▸ **Task instructions**:
Omit all images, then return the remaining material exactly as it stands.

▸ **Material provided**:
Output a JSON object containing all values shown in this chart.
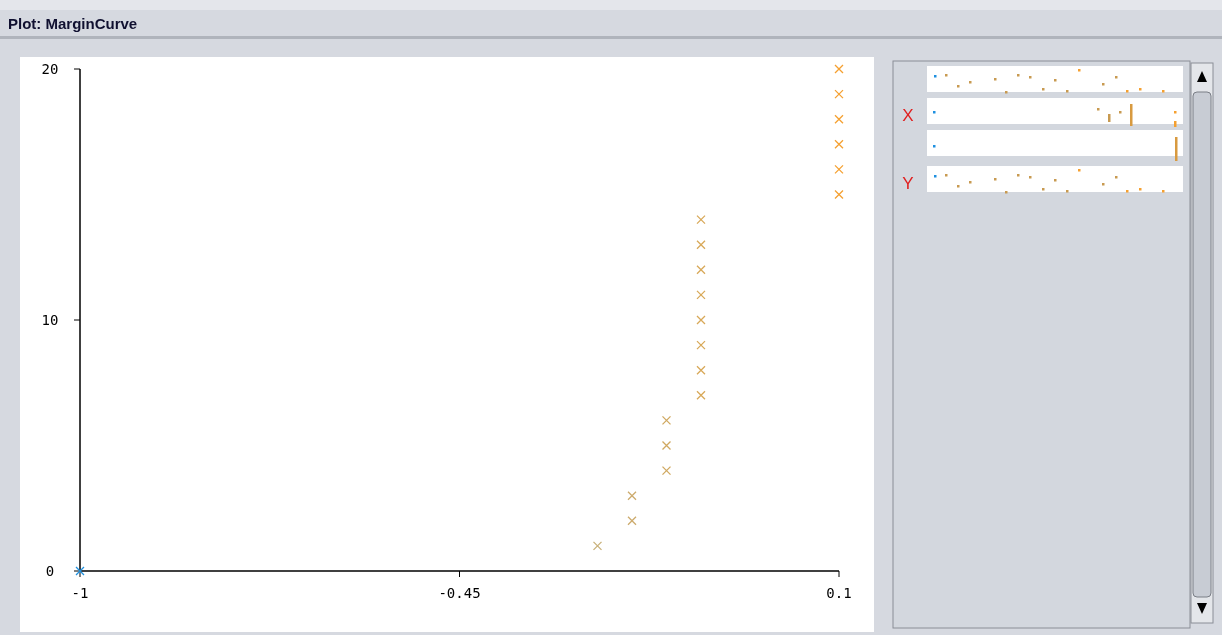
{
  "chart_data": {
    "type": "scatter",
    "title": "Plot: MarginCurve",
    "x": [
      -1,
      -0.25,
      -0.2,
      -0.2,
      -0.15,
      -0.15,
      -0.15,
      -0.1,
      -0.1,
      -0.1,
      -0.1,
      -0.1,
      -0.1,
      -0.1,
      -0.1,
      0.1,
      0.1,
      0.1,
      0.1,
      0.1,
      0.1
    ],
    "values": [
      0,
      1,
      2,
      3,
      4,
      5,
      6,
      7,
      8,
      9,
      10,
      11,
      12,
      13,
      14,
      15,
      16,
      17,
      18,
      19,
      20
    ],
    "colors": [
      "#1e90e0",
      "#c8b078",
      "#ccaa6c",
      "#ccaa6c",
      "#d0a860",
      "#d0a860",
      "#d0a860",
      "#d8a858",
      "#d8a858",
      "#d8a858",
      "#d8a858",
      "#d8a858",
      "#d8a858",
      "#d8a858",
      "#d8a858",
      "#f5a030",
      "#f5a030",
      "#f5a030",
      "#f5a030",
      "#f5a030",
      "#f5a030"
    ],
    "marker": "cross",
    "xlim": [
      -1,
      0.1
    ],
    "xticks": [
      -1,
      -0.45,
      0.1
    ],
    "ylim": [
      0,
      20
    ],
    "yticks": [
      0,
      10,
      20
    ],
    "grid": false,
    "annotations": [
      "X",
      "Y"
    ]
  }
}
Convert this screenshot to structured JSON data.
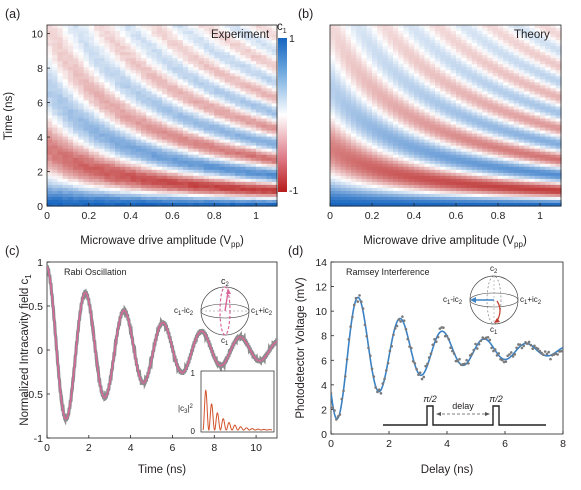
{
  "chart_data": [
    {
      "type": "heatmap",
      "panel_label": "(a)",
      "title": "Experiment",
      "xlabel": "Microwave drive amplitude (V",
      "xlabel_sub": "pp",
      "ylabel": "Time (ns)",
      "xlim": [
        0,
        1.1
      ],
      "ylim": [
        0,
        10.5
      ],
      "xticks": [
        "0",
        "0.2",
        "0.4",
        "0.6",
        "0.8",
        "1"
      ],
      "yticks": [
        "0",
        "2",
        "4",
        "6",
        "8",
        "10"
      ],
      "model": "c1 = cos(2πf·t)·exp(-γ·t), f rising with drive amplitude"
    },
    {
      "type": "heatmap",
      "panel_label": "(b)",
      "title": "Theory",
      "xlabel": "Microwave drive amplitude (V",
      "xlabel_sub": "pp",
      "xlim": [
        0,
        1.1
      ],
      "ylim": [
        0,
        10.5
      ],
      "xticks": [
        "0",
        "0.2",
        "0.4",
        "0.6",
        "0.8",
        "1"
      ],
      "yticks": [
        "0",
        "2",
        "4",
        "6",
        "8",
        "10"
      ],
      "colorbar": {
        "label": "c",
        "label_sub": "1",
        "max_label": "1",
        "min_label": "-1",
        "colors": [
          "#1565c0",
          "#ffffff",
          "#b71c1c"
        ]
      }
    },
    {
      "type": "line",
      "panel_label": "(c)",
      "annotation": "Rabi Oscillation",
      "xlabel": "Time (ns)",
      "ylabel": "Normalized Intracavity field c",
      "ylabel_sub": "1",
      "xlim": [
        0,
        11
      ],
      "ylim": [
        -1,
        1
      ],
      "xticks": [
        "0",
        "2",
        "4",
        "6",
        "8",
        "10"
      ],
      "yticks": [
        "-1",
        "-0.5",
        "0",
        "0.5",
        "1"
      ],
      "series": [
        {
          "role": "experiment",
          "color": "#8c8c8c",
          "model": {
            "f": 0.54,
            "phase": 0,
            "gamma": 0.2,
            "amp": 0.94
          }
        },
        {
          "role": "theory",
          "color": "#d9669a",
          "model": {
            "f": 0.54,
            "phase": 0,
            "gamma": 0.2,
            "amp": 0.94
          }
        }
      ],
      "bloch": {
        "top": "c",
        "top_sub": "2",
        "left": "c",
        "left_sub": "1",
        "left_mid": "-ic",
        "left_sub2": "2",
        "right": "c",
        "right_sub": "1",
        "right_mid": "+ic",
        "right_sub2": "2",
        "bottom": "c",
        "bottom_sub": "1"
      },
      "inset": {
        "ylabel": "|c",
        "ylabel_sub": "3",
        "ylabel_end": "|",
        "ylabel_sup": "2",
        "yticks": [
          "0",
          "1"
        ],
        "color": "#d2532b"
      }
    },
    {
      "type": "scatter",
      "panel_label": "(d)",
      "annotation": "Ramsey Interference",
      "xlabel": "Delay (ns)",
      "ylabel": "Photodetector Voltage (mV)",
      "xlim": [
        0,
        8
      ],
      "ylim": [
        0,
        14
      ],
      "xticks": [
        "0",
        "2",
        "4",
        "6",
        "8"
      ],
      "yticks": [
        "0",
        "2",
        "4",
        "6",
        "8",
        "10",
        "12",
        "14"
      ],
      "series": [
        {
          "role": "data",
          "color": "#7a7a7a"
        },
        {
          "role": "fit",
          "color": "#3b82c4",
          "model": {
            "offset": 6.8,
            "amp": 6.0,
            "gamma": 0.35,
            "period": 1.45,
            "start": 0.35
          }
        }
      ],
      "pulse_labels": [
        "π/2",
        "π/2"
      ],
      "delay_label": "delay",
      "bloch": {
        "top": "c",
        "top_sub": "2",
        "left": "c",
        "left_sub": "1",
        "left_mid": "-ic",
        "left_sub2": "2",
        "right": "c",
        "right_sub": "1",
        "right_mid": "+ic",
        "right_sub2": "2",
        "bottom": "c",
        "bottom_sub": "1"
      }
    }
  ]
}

▸ **Solution to this problem**:
Output a JSON object containing all values shown in this chart.
{
  "chart_data": {
    "type": "scatter",
    "title": "Plot: MarginCurve",
    "x": [
      -1,
      -0.25,
      -0.2,
      -0.2,
      -0.15,
      -0.15,
      -0.15,
      -0.1,
      -0.1,
      -0.1,
      -0.1,
      -0.1,
      -0.1,
      -0.1,
      -0.1,
      0.1,
      0.1,
      0.1,
      0.1,
      0.1,
      0.1
    ],
    "values": [
      0,
      1,
      2,
      3,
      4,
      5,
      6,
      7,
      8,
      9,
      10,
      11,
      12,
      13,
      14,
      15,
      16,
      17,
      18,
      19,
      20
    ],
    "colors": [
      "#1e90e0",
      "#c8b078",
      "#ccaa6c",
      "#ccaa6c",
      "#d0a860",
      "#d0a860",
      "#d0a860",
      "#d8a858",
      "#d8a858",
      "#d8a858",
      "#d8a858",
      "#d8a858",
      "#d8a858",
      "#d8a858",
      "#d8a858",
      "#f5a030",
      "#f5a030",
      "#f5a030",
      "#f5a030",
      "#f5a030",
      "#f5a030"
    ],
    "marker": "cross",
    "xlim": [
      -1,
      0.1
    ],
    "xticks": [
      -1,
      -0.45,
      0.1
    ],
    "ylim": [
      0,
      20
    ],
    "yticks": [
      0,
      10,
      20
    ],
    "grid": false,
    "annotations": [
      "X",
      "Y"
    ]
  }
}
Convert this screenshot to structured JSON data.
{
  "chart_data": [
    {
      "type": "heatmap",
      "panel_label": "(a)",
      "title": "Experiment",
      "xlabel": "Microwave drive amplitude (V",
      "xlabel_sub": "pp",
      "ylabel": "Time (ns)",
      "xlim": [
        0,
        1.1
      ],
      "ylim": [
        0,
        10.5
      ],
      "xticks": [
        "0",
        "0.2",
        "0.4",
        "0.6",
        "0.8",
        "1"
      ],
      "yticks": [
        "0",
        "2",
        "4",
        "6",
        "8",
        "10"
      ],
      "model": "c1 = cos(2πf·t)·exp(-γ·t), f rising with drive amplitude"
    },
    {
      "type": "heatmap",
      "panel_label": "(b)",
      "title": "Theory",
      "xlabel": "Microwave drive amplitude (V",
      "xlabel_sub": "pp",
      "xlim": [
        0,
        1.1
      ],
      "ylim": [
        0,
        10.5
      ],
      "xticks": [
        "0",
        "0.2",
        "0.4",
        "0.6",
        "0.8",
        "1"
      ],
      "yticks": [
        "0",
        "2",
        "4",
        "6",
        "8",
        "10"
      ],
      "colorbar": {
        "label": "c",
        "label_sub": "1",
        "max_label": "1",
        "min_label": "-1",
        "colors": [
          "#1565c0",
          "#ffffff",
          "#b71c1c"
        ]
      }
    },
    {
      "type": "line",
      "panel_label": "(c)",
      "annotation": "Rabi Oscillation",
      "xlabel": "Time (ns)",
      "ylabel": "Normalized Intracavity field c",
      "ylabel_sub": "1",
      "xlim": [
        0,
        11
      ],
      "ylim": [
        -1,
        1
      ],
      "xticks": [
        "0",
        "2",
        "4",
        "6",
        "8",
        "10"
      ],
      "yticks": [
        "-1",
        "-0.5",
        "0",
        "0.5",
        "1"
      ],
      "series": [
        {
          "role": "experiment",
          "color": "#8c8c8c",
          "model": {
            "f": 0.54,
            "phase": 0,
            "gamma": 0.2,
            "amp": 0.94
          }
        },
        {
          "role": "theory",
          "color": "#d9669a",
          "model": {
            "f": 0.54,
            "phase": 0,
            "gamma": 0.2,
            "amp": 0.94
          }
        }
      ],
      "bloch": {
        "top": "c",
        "top_sub": "2",
        "left": "c",
        "left_sub": "1",
        "left_mid": "-ic",
        "left_sub2": "2",
        "right": "c",
        "right_sub": "1",
        "right_mid": "+ic",
        "right_sub2": "2",
        "bottom": "c",
        "bottom_sub": "1"
      },
      "inset": {
        "ylabel": "|c",
        "ylabel_sub": "3",
        "ylabel_end": "|",
        "ylabel_sup": "2",
        "yticks": [
          "0",
          "1"
        ],
        "color": "#d2532b"
      }
    },
    {
      "type": "scatter",
      "panel_label": "(d)",
      "annotation": "Ramsey Interference",
      "xlabel": "Delay (ns)",
      "ylabel": "Photodetector Voltage (mV)",
      "xlim": [
        0,
        8
      ],
      "ylim": [
        0,
        14
      ],
      "xticks": [
        "0",
        "2",
        "4",
        "6",
        "8"
      ],
      "yticks": [
        "0",
        "2",
        "4",
        "6",
        "8",
        "10",
        "12",
        "14"
      ],
      "series": [
        {
          "role": "data",
          "color": "#7a7a7a"
        },
        {
          "role": "fit",
          "color": "#3b82c4",
          "model": {
            "offset": 6.8,
            "amp": 6.0,
            "gamma": 0.35,
            "period": 1.45,
            "start": 0.35
          }
        }
      ],
      "pulse_labels": [
        "π/2",
        "π/2"
      ],
      "delay_label": "delay",
      "bloch": {
        "top": "c",
        "top_sub": "2",
        "left": "c",
        "left_sub": "1",
        "left_mid": "-ic",
        "left_sub2": "2",
        "right": "c",
        "right_sub": "1",
        "right_mid": "+ic",
        "right_sub2": "2",
        "bottom": "c",
        "bottom_sub": "1"
      }
    }
  ]
}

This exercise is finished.